We report a case of adenomyoma of endocervical type arising in a 44-year-old female. Grossly, a well-circumscribed tumor protruding from the right side of the uterine cervix was seen which was assumed to be an ovarian tumor by imaging studies carried out preoperatively. The tumor was
composed of a mixture of proliferating glands of endocervical type and fascicles of smooth muscle cells. There was no distinct nuclear anaplasia in the proliferating glands, there were no architectural abnormalities, and there was no evidence of destructive stromal invasion such as desmoplasia.
Minimal deviation adenocarcinoma, which shows a gastric phenotype with immunoreactivity for M-GGMC-1 and predominantly PAS-positive neutral mucin, was a serious diagnostic possibility, but the lesion was well-circumscribed, cytologic and architectural abnormalities were absent, and staining
for M-GGMC-1 was negative, which suggested a diagnosis of endocervical adenomyoma. An increased Ki-67 labeling index by up to 20%, the presence of predominantly PAS-positive neutral mucin, and membranous immunoreactivity for CEA in limited areas were diagnostic pitfalls, which could lead to
an erroneous diagnosis of minimal deviation adenocarcinoma of the uterine cervix. Therefore, the results of these ancillary techniques should be interpreted with caution and combined with gross and light microscopic features.

_Instructions to follow_
1. How old was the patient in the case report?
2. What did preoperative imaging suggest the tumor was?
3. Up to what percentage was the Ki-67 labeling index increased?
The lines that come next are separate material, unrelated to the case report.

_Data shown_
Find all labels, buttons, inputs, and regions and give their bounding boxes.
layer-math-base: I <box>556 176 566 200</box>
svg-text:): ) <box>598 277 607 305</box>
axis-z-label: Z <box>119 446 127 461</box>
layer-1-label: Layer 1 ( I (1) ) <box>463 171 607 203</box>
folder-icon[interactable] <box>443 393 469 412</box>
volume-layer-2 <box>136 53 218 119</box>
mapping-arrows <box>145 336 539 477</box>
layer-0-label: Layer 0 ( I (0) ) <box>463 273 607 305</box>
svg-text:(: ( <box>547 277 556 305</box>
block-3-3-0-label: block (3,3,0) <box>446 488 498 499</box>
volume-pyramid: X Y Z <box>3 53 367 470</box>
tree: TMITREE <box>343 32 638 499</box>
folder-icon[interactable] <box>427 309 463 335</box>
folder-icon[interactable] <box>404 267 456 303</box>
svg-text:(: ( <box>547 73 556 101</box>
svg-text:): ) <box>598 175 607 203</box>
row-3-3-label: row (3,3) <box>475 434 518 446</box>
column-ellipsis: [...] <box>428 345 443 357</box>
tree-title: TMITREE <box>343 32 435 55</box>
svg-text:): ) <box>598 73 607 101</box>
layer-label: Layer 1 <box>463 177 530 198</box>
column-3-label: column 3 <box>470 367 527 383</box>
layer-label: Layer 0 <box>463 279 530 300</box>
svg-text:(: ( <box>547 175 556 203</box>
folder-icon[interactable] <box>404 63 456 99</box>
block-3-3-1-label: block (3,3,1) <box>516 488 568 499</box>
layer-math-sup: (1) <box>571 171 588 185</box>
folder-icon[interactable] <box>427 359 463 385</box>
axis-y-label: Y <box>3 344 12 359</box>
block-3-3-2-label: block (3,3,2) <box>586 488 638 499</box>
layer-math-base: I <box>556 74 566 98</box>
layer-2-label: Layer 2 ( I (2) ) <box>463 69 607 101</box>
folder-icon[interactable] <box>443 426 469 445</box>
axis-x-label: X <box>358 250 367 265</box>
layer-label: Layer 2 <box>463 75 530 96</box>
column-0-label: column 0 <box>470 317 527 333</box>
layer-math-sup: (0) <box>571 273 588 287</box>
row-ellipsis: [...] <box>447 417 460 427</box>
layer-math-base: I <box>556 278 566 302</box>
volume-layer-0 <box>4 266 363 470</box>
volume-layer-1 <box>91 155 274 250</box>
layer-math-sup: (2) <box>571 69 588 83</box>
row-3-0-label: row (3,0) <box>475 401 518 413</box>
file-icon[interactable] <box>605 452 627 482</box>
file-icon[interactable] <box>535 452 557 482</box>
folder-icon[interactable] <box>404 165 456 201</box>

_Exercise answer_
1. 44 years old.
2. An ovarian tumor.
3. Up to 20%.